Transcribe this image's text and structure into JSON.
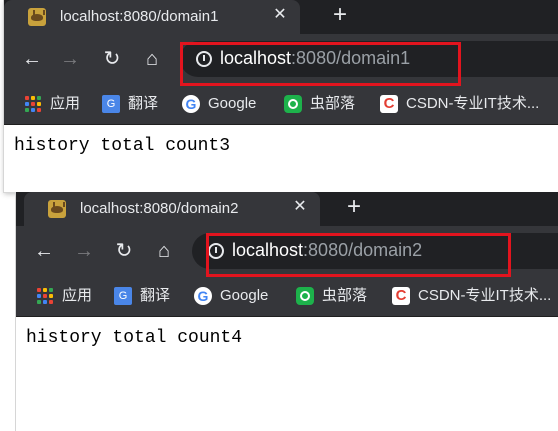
{
  "colors": {
    "tabstrip": "#202124",
    "toolbar": "#35363a",
    "highlight_box": "#e2141e",
    "url_host": "#ffffff",
    "url_path": "#9aa0a6"
  },
  "windows": [
    {
      "tab": {
        "title": "localhost:8080/domain1",
        "close_glyph": "✕",
        "favicon": "tomcat-favicon-icon"
      },
      "new_tab_glyph": "+",
      "nav": {
        "back": "←",
        "forward": "→",
        "reload": "↻",
        "home": "⌂"
      },
      "url": {
        "host": "localhost",
        "rest": ":8080/domain1"
      },
      "bookmarks": [
        {
          "label": "应用",
          "icon": "apps-grid-icon"
        },
        {
          "label": "翻译",
          "icon": "translate-icon"
        },
        {
          "label": "Google",
          "icon": "google-icon"
        },
        {
          "label": "虫部落",
          "icon": "chongbuluo-icon"
        },
        {
          "label": "CSDN-专业IT技术...",
          "icon": "csdn-icon"
        }
      ],
      "page_text": "history total count3"
    },
    {
      "tab": {
        "title": "localhost:8080/domain2",
        "close_glyph": "✕",
        "favicon": "tomcat-favicon-icon"
      },
      "new_tab_glyph": "+",
      "nav": {
        "back": "←",
        "forward": "→",
        "reload": "↻",
        "home": "⌂"
      },
      "url": {
        "host": "localhost",
        "rest": ":8080/domain2"
      },
      "bookmarks": [
        {
          "label": "应用",
          "icon": "apps-grid-icon"
        },
        {
          "label": "翻译",
          "icon": "translate-icon"
        },
        {
          "label": "Google",
          "icon": "google-icon"
        },
        {
          "label": "虫部落",
          "icon": "chongbuluo-icon"
        },
        {
          "label": "CSDN-专业IT技术...",
          "icon": "csdn-icon"
        }
      ],
      "page_text": "history total count4"
    }
  ]
}
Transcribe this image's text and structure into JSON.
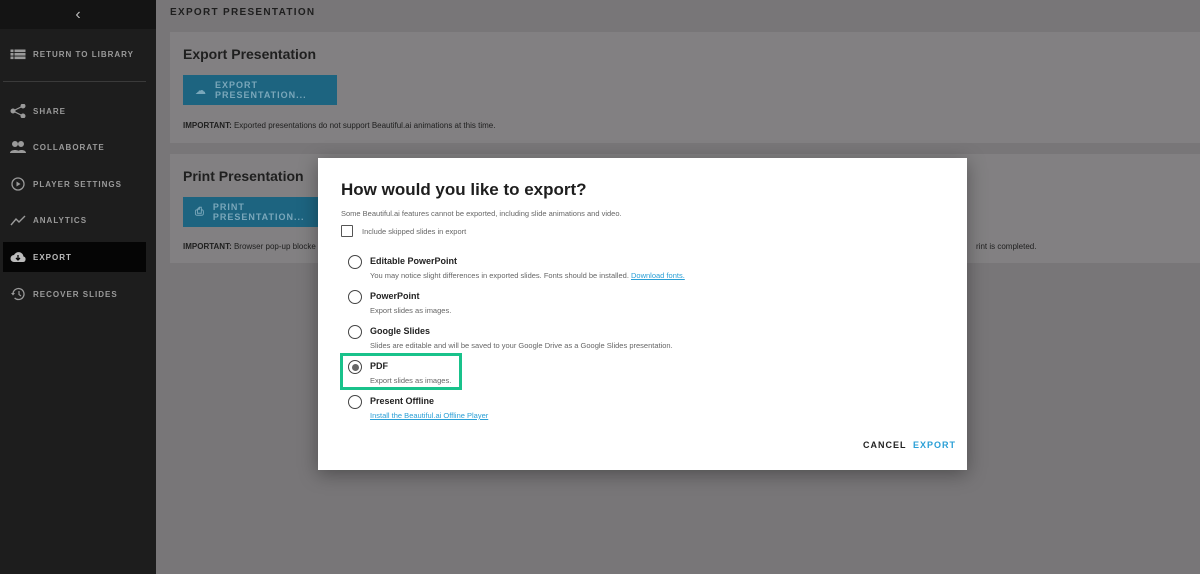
{
  "sidebar": {
    "collapse_icon": "chevron-left-icon",
    "items": [
      {
        "label": "RETURN TO LIBRARY",
        "icon": "list-icon"
      },
      {
        "label": "SHARE",
        "icon": "share-icon"
      },
      {
        "label": "COLLABORATE",
        "icon": "people-icon"
      },
      {
        "label": "PLAYER SETTINGS",
        "icon": "play-circle-icon"
      },
      {
        "label": "ANALYTICS",
        "icon": "chart-line-icon"
      },
      {
        "label": "EXPORT",
        "icon": "cloud-download-icon"
      },
      {
        "label": "RECOVER SLIDES",
        "icon": "history-icon"
      }
    ]
  },
  "main": {
    "title": "EXPORT PRESENTATION",
    "export_card": {
      "heading": "Export Presentation",
      "button": "EXPORT PRESENTATION...",
      "note_bold": "IMPORTANT:",
      "note": " Exported presentations do not support Beautiful.ai animations at this time."
    },
    "print_card": {
      "heading": "Print Presentation",
      "button": "PRINT PRESENTATION...",
      "note_bold": "IMPORTANT:",
      "note": " Browser pop-up blocke",
      "note_tail": "rint is completed."
    }
  },
  "modal": {
    "title": "How would you like to export?",
    "subtitle": "Some Beautiful.ai features cannot be exported, including slide animations and video.",
    "checkbox_label": "Include skipped slides in export",
    "checkbox_checked": false,
    "options": [
      {
        "label": "Editable PowerPoint",
        "desc": "You may notice slight differences in exported slides. Fonts should be installed. ",
        "link": "Download fonts."
      },
      {
        "label": "PowerPoint",
        "desc": "Export slides as images."
      },
      {
        "label": "Google Slides",
        "desc": "Slides are editable and will be saved to your Google Drive as a Google Slides presentation."
      },
      {
        "label": "PDF",
        "desc": "Export slides as images."
      },
      {
        "label": "Present Offline",
        "link": "Install the Beautiful.ai Offline Player"
      }
    ],
    "selected": "PDF",
    "cancel": "CANCEL",
    "export": "EXPORT",
    "accent": "#2a9fd6",
    "highlight": "#19c28b"
  }
}
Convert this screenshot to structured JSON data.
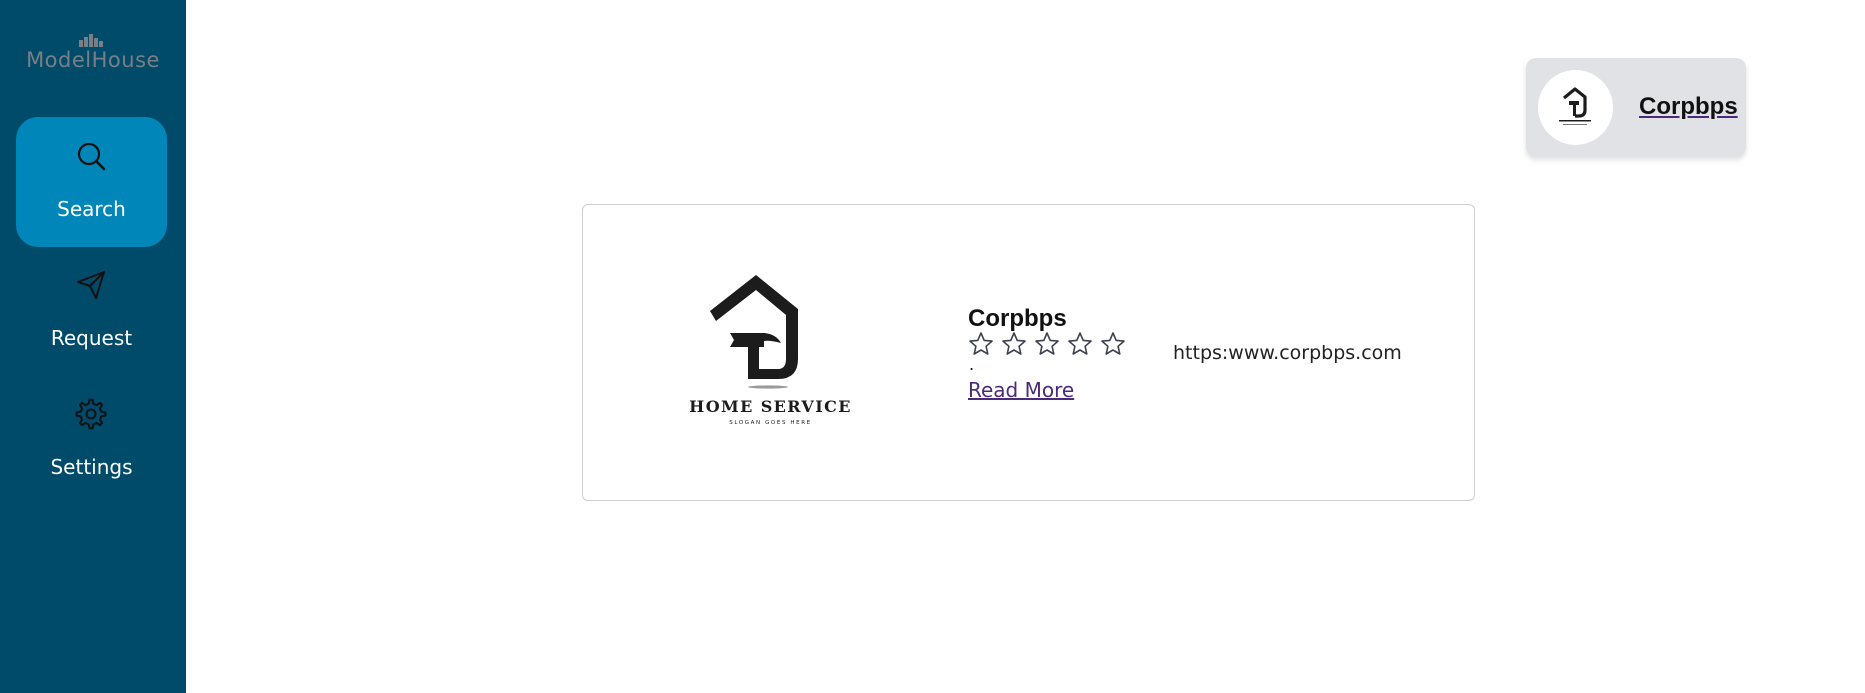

- Problem to work on -
Your copy should hold every record word for word and none of the pictures.

- Exercise answer -
Transcribe this image's text and structure into JSON.
{
  "colors": {
    "tabstrip": "#202124",
    "toolbar": "#35363a",
    "highlight_box": "#e2141e",
    "url_host": "#ffffff",
    "url_path": "#9aa0a6"
  },
  "windows": [
    {
      "tab": {
        "title": "localhost:8080/domain1",
        "close_glyph": "✕",
        "favicon": "tomcat-favicon-icon"
      },
      "new_tab_glyph": "+",
      "nav": {
        "back": "←",
        "forward": "→",
        "reload": "↻",
        "home": "⌂"
      },
      "url": {
        "host": "localhost",
        "rest": ":8080/domain1"
      },
      "bookmarks": [
        {
          "label": "应用",
          "icon": "apps-grid-icon"
        },
        {
          "label": "翻译",
          "icon": "translate-icon"
        },
        {
          "label": "Google",
          "icon": "google-icon"
        },
        {
          "label": "虫部落",
          "icon": "chongbuluo-icon"
        },
        {
          "label": "CSDN-专业IT技术...",
          "icon": "csdn-icon"
        }
      ],
      "page_text": "history total count3"
    },
    {
      "tab": {
        "title": "localhost:8080/domain2",
        "close_glyph": "✕",
        "favicon": "tomcat-favicon-icon"
      },
      "new_tab_glyph": "+",
      "nav": {
        "back": "←",
        "forward": "→",
        "reload": "↻",
        "home": "⌂"
      },
      "url": {
        "host": "localhost",
        "rest": ":8080/domain2"
      },
      "bookmarks": [
        {
          "label": "应用",
          "icon": "apps-grid-icon"
        },
        {
          "label": "翻译",
          "icon": "translate-icon"
        },
        {
          "label": "Google",
          "icon": "google-icon"
        },
        {
          "label": "虫部落",
          "icon": "chongbuluo-icon"
        },
        {
          "label": "CSDN-专业IT技术...",
          "icon": "csdn-icon"
        }
      ],
      "page_text": "history total count4"
    }
  ]
}
Transcribe this image's text and structure into JSON.
{
  "sidebar": {
    "collapse_icon": "chevron-left-icon",
    "items": [
      {
        "label": "RETURN TO LIBRARY",
        "icon": "list-icon"
      },
      {
        "label": "SHARE",
        "icon": "share-icon"
      },
      {
        "label": "COLLABORATE",
        "icon": "people-icon"
      },
      {
        "label": "PLAYER SETTINGS",
        "icon": "play-circle-icon"
      },
      {
        "label": "ANALYTICS",
        "icon": "chart-line-icon"
      },
      {
        "label": "EXPORT",
        "icon": "cloud-download-icon"
      },
      {
        "label": "RECOVER SLIDES",
        "icon": "history-icon"
      }
    ]
  },
  "main": {
    "title": "EXPORT PRESENTATION",
    "export_card": {
      "heading": "Export Presentation",
      "button": "EXPORT PRESENTATION...",
      "note_bold": "IMPORTANT:",
      "note": " Exported presentations do not support Beautiful.ai animations at this time."
    },
    "print_card": {
      "heading": "Print Presentation",
      "button": "PRINT PRESENTATION...",
      "note_bold": "IMPORTANT:",
      "note": " Browser pop-up blocke",
      "note_tail": "rint is completed."
    }
  },
  "modal": {
    "title": "How would you like to export?",
    "subtitle": "Some Beautiful.ai features cannot be exported, including slide animations and video.",
    "checkbox_label": "Include skipped slides in export",
    "checkbox_checked": false,
    "options": [
      {
        "label": "Editable PowerPoint",
        "desc": "You may notice slight differences in exported slides. Fonts should be installed. ",
        "link": "Download fonts."
      },
      {
        "label": "PowerPoint",
        "desc": "Export slides as images."
      },
      {
        "label": "Google Slides",
        "desc": "Slides are editable and will be saved to your Google Drive as a Google Slides presentation."
      },
      {
        "label": "PDF",
        "desc": "Export slides as images."
      },
      {
        "label": "Present Offline",
        "link": "Install the Beautiful.ai Offline Player"
      }
    ],
    "selected": "PDF",
    "cancel": "CANCEL",
    "export": "EXPORT",
    "accent": "#2a9fd6",
    "highlight": "#19c28b"
  }
}
Convert this screenshot to structured JSON data.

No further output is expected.